* start *
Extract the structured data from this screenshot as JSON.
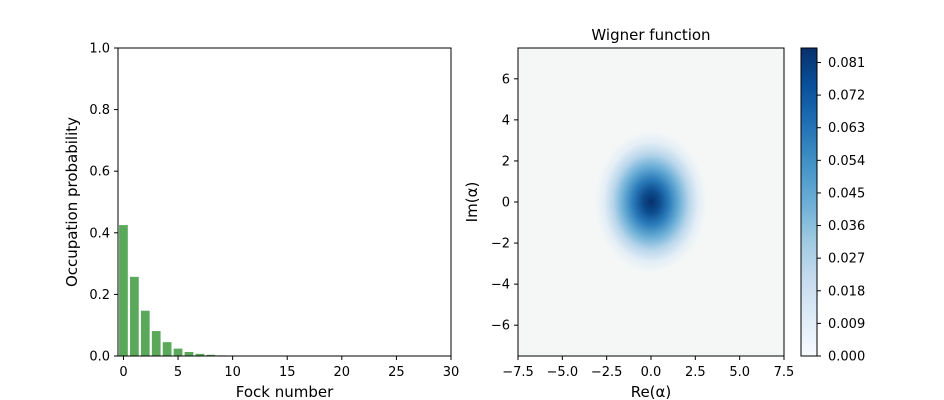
{
  "chart_data": [
    {
      "type": "bar",
      "xlabel": "Fock number",
      "ylabel": "Occupation probability",
      "xlim": [
        -0.5,
        30
      ],
      "ylim": [
        0,
        1.0
      ],
      "xticks": [
        "0",
        "5",
        "10",
        "15",
        "20",
        "25",
        "30"
      ],
      "yticks": [
        "0.0",
        "0.2",
        "0.4",
        "0.6",
        "0.8",
        "1.0"
      ],
      "x": [
        0,
        1,
        2,
        3,
        4,
        5,
        6,
        7,
        8,
        9,
        10,
        11,
        12,
        13,
        14,
        15,
        16,
        17,
        18,
        19,
        20,
        21,
        22,
        23,
        24,
        25,
        26,
        27,
        28,
        29
      ],
      "values": [
        0.425,
        0.257,
        0.147,
        0.081,
        0.045,
        0.024,
        0.013,
        0.007,
        0.004,
        0.002,
        0.001,
        0.0006,
        0.0003,
        0.0002,
        0.0001,
        0,
        0,
        0,
        0,
        0,
        0,
        0,
        0,
        0,
        0,
        0,
        0,
        0,
        0,
        0
      ],
      "bar_color": "#5aa95b",
      "grid": false
    },
    {
      "type": "heatmap",
      "title": "Wigner function",
      "xlabel": "Re(α)",
      "ylabel": "Im(α)",
      "xlim": [
        -7.5,
        7.5
      ],
      "ylim": [
        -7.5,
        7.5
      ],
      "xticks": [
        "−7.5",
        "−5.0",
        "−2.5",
        "0.0",
        "2.5",
        "5.0",
        "7.5"
      ],
      "yticks": [
        "−6",
        "−4",
        "−2",
        "0",
        "2",
        "4",
        "6"
      ],
      "peak": {
        "x": 0,
        "y": 0,
        "value": 0.085,
        "sigma_x": 1.05,
        "sigma_y": 1.15
      },
      "colormap": "Blues",
      "colorbar": {
        "range": [
          0,
          0.085
        ],
        "ticks": [
          "0.000",
          "0.009",
          "0.018",
          "0.027",
          "0.036",
          "0.045",
          "0.054",
          "0.063",
          "0.072",
          "0.081"
        ]
      },
      "colors": {
        "low": "#f7fbff",
        "mid": "#6aaed6",
        "high": "#08306b",
        "background": "#f4f7f6"
      }
    }
  ]
}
* end *
Pictures are excluded; copy all other data exactly as shown.

# THE RESULT:
Extract the structured data from this screenshot as JSON.
{
  "chart_data": [
    {
      "type": "bar",
      "xlabel": "Fock number",
      "ylabel": "Occupation probability",
      "xlim": [
        -0.5,
        30
      ],
      "ylim": [
        0,
        1.0
      ],
      "xticks": [
        "0",
        "5",
        "10",
        "15",
        "20",
        "25",
        "30"
      ],
      "yticks": [
        "0.0",
        "0.2",
        "0.4",
        "0.6",
        "0.8",
        "1.0"
      ],
      "x": [
        0,
        1,
        2,
        3,
        4,
        5,
        6,
        7,
        8,
        9,
        10,
        11,
        12,
        13,
        14,
        15,
        16,
        17,
        18,
        19,
        20,
        21,
        22,
        23,
        24,
        25,
        26,
        27,
        28,
        29
      ],
      "values": [
        0.425,
        0.257,
        0.147,
        0.081,
        0.045,
        0.024,
        0.013,
        0.007,
        0.004,
        0.002,
        0.001,
        0.0006,
        0.0003,
        0.0002,
        0.0001,
        0,
        0,
        0,
        0,
        0,
        0,
        0,
        0,
        0,
        0,
        0,
        0,
        0,
        0,
        0
      ],
      "bar_color": "#5aa95b",
      "grid": false
    },
    {
      "type": "heatmap",
      "title": "Wigner function",
      "xlabel": "Re(α)",
      "ylabel": "Im(α)",
      "xlim": [
        -7.5,
        7.5
      ],
      "ylim": [
        -7.5,
        7.5
      ],
      "xticks": [
        "−7.5",
        "−5.0",
        "−2.5",
        "0.0",
        "2.5",
        "5.0",
        "7.5"
      ],
      "yticks": [
        "−6",
        "−4",
        "−2",
        "0",
        "2",
        "4",
        "6"
      ],
      "peak": {
        "x": 0,
        "y": 0,
        "value": 0.085,
        "sigma_x": 1.05,
        "sigma_y": 1.15
      },
      "colormap": "Blues",
      "colorbar": {
        "range": [
          0,
          0.085
        ],
        "ticks": [
          "0.000",
          "0.009",
          "0.018",
          "0.027",
          "0.036",
          "0.045",
          "0.054",
          "0.063",
          "0.072",
          "0.081"
        ]
      },
      "colors": {
        "low": "#f7fbff",
        "mid": "#6aaed6",
        "high": "#08306b",
        "background": "#f4f7f6"
      }
    }
  ]
}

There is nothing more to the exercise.